--- START GIVEN RECORDS ---

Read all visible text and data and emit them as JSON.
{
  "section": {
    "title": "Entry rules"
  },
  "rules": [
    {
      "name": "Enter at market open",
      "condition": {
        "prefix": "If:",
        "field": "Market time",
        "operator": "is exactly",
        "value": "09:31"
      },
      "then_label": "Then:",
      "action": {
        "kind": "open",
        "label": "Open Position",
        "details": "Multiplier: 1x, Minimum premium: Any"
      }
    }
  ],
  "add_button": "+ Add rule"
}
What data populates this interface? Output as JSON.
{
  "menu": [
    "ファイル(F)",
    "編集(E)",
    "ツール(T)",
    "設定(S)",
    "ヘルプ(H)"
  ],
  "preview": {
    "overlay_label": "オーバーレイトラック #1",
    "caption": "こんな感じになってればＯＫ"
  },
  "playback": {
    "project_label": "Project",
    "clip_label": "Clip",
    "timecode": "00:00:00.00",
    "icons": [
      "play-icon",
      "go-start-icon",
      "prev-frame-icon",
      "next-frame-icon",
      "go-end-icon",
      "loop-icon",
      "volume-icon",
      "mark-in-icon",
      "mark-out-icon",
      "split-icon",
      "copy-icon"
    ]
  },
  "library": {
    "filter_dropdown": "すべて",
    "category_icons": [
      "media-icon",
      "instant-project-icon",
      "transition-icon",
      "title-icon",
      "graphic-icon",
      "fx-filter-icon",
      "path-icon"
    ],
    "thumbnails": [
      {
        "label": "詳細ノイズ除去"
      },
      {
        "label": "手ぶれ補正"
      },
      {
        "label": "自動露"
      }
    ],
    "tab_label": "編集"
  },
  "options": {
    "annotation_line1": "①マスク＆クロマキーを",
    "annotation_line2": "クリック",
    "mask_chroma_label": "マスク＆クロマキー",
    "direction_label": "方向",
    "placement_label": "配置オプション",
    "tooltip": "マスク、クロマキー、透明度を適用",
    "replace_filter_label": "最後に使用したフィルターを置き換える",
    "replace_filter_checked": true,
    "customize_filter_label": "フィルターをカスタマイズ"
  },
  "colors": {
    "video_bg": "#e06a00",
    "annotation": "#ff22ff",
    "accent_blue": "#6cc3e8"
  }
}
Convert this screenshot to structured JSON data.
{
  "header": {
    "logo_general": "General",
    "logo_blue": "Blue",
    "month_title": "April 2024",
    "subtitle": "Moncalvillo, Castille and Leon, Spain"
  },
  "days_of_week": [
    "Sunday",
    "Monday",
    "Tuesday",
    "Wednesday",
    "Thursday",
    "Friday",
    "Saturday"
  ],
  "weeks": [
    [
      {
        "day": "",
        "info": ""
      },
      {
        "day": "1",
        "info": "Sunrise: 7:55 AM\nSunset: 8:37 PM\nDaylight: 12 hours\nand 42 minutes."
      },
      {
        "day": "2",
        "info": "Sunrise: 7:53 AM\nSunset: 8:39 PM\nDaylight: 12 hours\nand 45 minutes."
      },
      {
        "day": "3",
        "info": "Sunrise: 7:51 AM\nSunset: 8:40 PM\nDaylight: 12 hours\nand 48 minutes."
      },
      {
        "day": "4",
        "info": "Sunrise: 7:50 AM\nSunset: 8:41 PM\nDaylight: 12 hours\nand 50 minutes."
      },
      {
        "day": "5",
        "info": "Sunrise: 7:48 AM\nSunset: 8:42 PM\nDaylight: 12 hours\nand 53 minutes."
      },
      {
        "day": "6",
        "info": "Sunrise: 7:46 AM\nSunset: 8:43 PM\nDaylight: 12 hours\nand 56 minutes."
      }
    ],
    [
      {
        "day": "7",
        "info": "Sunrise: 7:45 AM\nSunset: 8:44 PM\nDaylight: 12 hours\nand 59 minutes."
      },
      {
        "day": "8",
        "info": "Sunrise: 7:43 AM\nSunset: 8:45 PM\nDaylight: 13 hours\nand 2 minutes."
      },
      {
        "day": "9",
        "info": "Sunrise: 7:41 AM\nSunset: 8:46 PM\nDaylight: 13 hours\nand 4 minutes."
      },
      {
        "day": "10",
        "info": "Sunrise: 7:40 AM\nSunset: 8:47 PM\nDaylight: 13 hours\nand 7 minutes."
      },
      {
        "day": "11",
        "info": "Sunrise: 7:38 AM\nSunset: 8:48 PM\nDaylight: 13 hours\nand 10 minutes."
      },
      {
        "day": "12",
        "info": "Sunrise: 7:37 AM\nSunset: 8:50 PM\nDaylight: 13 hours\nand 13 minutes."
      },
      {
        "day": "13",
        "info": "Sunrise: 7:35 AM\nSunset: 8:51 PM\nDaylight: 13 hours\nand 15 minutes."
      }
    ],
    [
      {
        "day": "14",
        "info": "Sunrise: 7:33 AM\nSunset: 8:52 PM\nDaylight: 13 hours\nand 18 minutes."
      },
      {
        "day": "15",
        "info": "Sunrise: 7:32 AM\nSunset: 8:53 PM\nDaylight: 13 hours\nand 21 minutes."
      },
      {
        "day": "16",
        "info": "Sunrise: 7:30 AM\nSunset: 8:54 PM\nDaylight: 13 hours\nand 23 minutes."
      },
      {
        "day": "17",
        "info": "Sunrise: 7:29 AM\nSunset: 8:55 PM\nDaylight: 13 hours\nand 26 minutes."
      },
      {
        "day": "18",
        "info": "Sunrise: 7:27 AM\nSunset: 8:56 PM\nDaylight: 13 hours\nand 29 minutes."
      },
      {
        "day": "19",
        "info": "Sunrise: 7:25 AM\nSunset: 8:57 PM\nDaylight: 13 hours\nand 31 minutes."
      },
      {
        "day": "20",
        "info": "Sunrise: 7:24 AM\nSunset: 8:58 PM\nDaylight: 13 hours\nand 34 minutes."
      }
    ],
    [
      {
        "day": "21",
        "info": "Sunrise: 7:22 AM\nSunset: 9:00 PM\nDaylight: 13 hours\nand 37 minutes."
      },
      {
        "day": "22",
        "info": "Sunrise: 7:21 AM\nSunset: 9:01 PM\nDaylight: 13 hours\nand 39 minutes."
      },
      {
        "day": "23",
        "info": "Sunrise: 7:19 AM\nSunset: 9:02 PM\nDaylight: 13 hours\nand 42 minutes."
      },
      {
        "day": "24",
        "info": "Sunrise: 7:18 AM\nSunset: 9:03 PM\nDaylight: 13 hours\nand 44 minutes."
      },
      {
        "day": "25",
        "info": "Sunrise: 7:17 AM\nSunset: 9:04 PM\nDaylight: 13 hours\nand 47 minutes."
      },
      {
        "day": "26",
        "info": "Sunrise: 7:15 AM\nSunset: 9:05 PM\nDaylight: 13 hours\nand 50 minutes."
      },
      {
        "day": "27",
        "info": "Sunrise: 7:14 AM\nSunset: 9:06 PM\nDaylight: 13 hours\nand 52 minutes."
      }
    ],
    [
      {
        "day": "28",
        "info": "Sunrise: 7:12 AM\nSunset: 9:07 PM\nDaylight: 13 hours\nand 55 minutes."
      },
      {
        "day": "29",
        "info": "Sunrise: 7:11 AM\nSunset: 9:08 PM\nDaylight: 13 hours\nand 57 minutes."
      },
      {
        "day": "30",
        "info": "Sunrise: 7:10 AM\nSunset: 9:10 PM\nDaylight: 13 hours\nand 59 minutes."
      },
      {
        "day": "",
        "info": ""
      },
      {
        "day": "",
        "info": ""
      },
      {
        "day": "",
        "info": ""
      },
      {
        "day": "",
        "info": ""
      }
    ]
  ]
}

--- END GIVEN RECORDS ---

WHAT THE TASK ASKS:
Reproduce the material in full, with no word added or dropped.

REPLY:
Read all visible text and data and emit them as JSON.
{
  "section": {
    "title": "Entry rules"
  },
  "rules": [
    {
      "name": "Enter at market open",
      "condition": {
        "prefix": "If:",
        "field": "Market time",
        "operator": "is exactly",
        "value": "09:31"
      },
      "then_label": "Then:",
      "action": {
        "kind": "open",
        "label": "Open Position",
        "details": "Multiplier: 1x, Minimum premium: Any"
      }
    }
  ],
  "add_button": "+ Add rule"
}
What data populates this interface? Output as JSON.
{
  "menu": [
    "ファイル(F)",
    "編集(E)",
    "ツール(T)",
    "設定(S)",
    "ヘルプ(H)"
  ],
  "preview": {
    "overlay_label": "オーバーレイトラック #1",
    "caption": "こんな感じになってればＯＫ"
  },
  "playback": {
    "project_label": "Project",
    "clip_label": "Clip",
    "timecode": "00:00:00.00",
    "icons": [
      "play-icon",
      "go-start-icon",
      "prev-frame-icon",
      "next-frame-icon",
      "go-end-icon",
      "loop-icon",
      "volume-icon",
      "mark-in-icon",
      "mark-out-icon",
      "split-icon",
      "copy-icon"
    ]
  },
  "library": {
    "filter_dropdown": "すべて",
    "category_icons": [
      "media-icon",
      "instant-project-icon",
      "transition-icon",
      "title-icon",
      "graphic-icon",
      "fx-filter-icon",
      "path-icon"
    ],
    "thumbnails": [
      {
        "label": "詳細ノイズ除去"
      },
      {
        "label": "手ぶれ補正"
      },
      {
        "label": "自動露"
      }
    ],
    "tab_label": "編集"
  },
  "options": {
    "annotation_line1": "①マスク＆クロマキーを",
    "annotation_line2": "クリック",
    "mask_chroma_label": "マスク＆クロマキー",
    "direction_label": "方向",
    "placement_label": "配置オプション",
    "tooltip": "マスク、クロマキー、透明度を適用",
    "replace_filter_label": "最後に使用したフィルターを置き換える",
    "replace_filter_checked": true,
    "customize_filter_label": "フィルターをカスタマイズ"
  },
  "colors": {
    "video_bg": "#e06a00",
    "annotation": "#ff22ff",
    "accent_blue": "#6cc3e8"
  }
}
Convert this screenshot to structured JSON data.
{
  "header": {
    "logo_general": "General",
    "logo_blue": "Blue",
    "month_title": "April 2024",
    "subtitle": "Moncalvillo, Castille and Leon, Spain"
  },
  "days_of_week": [
    "Sunday",
    "Monday",
    "Tuesday",
    "Wednesday",
    "Thursday",
    "Friday",
    "Saturday"
  ],
  "weeks": [
    [
      {
        "day": "",
        "info": ""
      },
      {
        "day": "1",
        "info": "Sunrise: 7:55 AM\nSunset: 8:37 PM\nDaylight: 12 hours\nand 42 minutes."
      },
      {
        "day": "2",
        "info": "Sunrise: 7:53 AM\nSunset: 8:39 PM\nDaylight: 12 hours\nand 45 minutes."
      },
      {
        "day": "3",
        "info": "Sunrise: 7:51 AM\nSunset: 8:40 PM\nDaylight: 12 hours\nand 48 minutes."
      },
      {
        "day": "4",
        "info": "Sunrise: 7:50 AM\nSunset: 8:41 PM\nDaylight: 12 hours\nand 50 minutes."
      },
      {
        "day": "5",
        "info": "Sunrise: 7:48 AM\nSunset: 8:42 PM\nDaylight: 12 hours\nand 53 minutes."
      },
      {
        "day": "6",
        "info": "Sunrise: 7:46 AM\nSunset: 8:43 PM\nDaylight: 12 hours\nand 56 minutes."
      }
    ],
    [
      {
        "day": "7",
        "info": "Sunrise: 7:45 AM\nSunset: 8:44 PM\nDaylight: 12 hours\nand 59 minutes."
      },
      {
        "day": "8",
        "info": "Sunrise: 7:43 AM\nSunset: 8:45 PM\nDaylight: 13 hours\nand 2 minutes."
      },
      {
        "day": "9",
        "info": "Sunrise: 7:41 AM\nSunset: 8:46 PM\nDaylight: 13 hours\nand 4 minutes."
      },
      {
        "day": "10",
        "info": "Sunrise: 7:40 AM\nSunset: 8:47 PM\nDaylight: 13 hours\nand 7 minutes."
      },
      {
        "day": "11",
        "info": "Sunrise: 7:38 AM\nSunset: 8:48 PM\nDaylight: 13 hours\nand 10 minutes."
      },
      {
        "day": "12",
        "info": "Sunrise: 7:37 AM\nSunset: 8:50 PM\nDaylight: 13 hours\nand 13 minutes."
      },
      {
        "day": "13",
        "info": "Sunrise: 7:35 AM\nSunset: 8:51 PM\nDaylight: 13 hours\nand 15 minutes."
      }
    ],
    [
      {
        "day": "14",
        "info": "Sunrise: 7:33 AM\nSunset: 8:52 PM\nDaylight: 13 hours\nand 18 minutes."
      },
      {
        "day": "15",
        "info": "Sunrise: 7:32 AM\nSunset: 8:53 PM\nDaylight: 13 hours\nand 21 minutes."
      },
      {
        "day": "16",
        "info": "Sunrise: 7:30 AM\nSunset: 8:54 PM\nDaylight: 13 hours\nand 23 minutes."
      },
      {
        "day": "17",
        "info": "Sunrise: 7:29 AM\nSunset: 8:55 PM\nDaylight: 13 hours\nand 26 minutes."
      },
      {
        "day": "18",
        "info": "Sunrise: 7:27 AM\nSunset: 8:56 PM\nDaylight: 13 hours\nand 29 minutes."
      },
      {
        "day": "19",
        "info": "Sunrise: 7:25 AM\nSunset: 8:57 PM\nDaylight: 13 hours\nand 31 minutes."
      },
      {
        "day": "20",
        "info": "Sunrise: 7:24 AM\nSunset: 8:58 PM\nDaylight: 13 hours\nand 34 minutes."
      }
    ],
    [
      {
        "day": "21",
        "info": "Sunrise: 7:22 AM\nSunset: 9:00 PM\nDaylight: 13 hours\nand 37 minutes."
      },
      {
        "day": "22",
        "info": "Sunrise: 7:21 AM\nSunset: 9:01 PM\nDaylight: 13 hours\nand 39 minutes."
      },
      {
        "day": "23",
        "info": "Sunrise: 7:19 AM\nSunset: 9:02 PM\nDaylight: 13 hours\nand 42 minutes."
      },
      {
        "day": "24",
        "info": "Sunrise: 7:18 AM\nSunset: 9:03 PM\nDaylight: 13 hours\nand 44 minutes."
      },
      {
        "day": "25",
        "info": "Sunrise: 7:17 AM\nSunset: 9:04 PM\nDaylight: 13 hours\nand 47 minutes."
      },
      {
        "day": "26",
        "info": "Sunrise: 7:15 AM\nSunset: 9:05 PM\nDaylight: 13 hours\nand 50 minutes."
      },
      {
        "day": "27",
        "info": "Sunrise: 7:14 AM\nSunset: 9:06 PM\nDaylight: 13 hours\nand 52 minutes."
      }
    ],
    [
      {
        "day": "28",
        "info": "Sunrise: 7:12 AM\nSunset: 9:07 PM\nDaylight: 13 hours\nand 55 minutes."
      },
      {
        "day": "29",
        "info": "Sunrise: 7:11 AM\nSunset: 9:08 PM\nDaylight: 13 hours\nand 57 minutes."
      },
      {
        "day": "30",
        "info": "Sunrise: 7:10 AM\nSunset: 9:10 PM\nDaylight: 13 hours\nand 59 minutes."
      },
      {
        "day": "",
        "info": ""
      },
      {
        "day": "",
        "info": ""
      },
      {
        "day": "",
        "info": ""
      },
      {
        "day": "",
        "info": ""
      }
    ]
  ]
}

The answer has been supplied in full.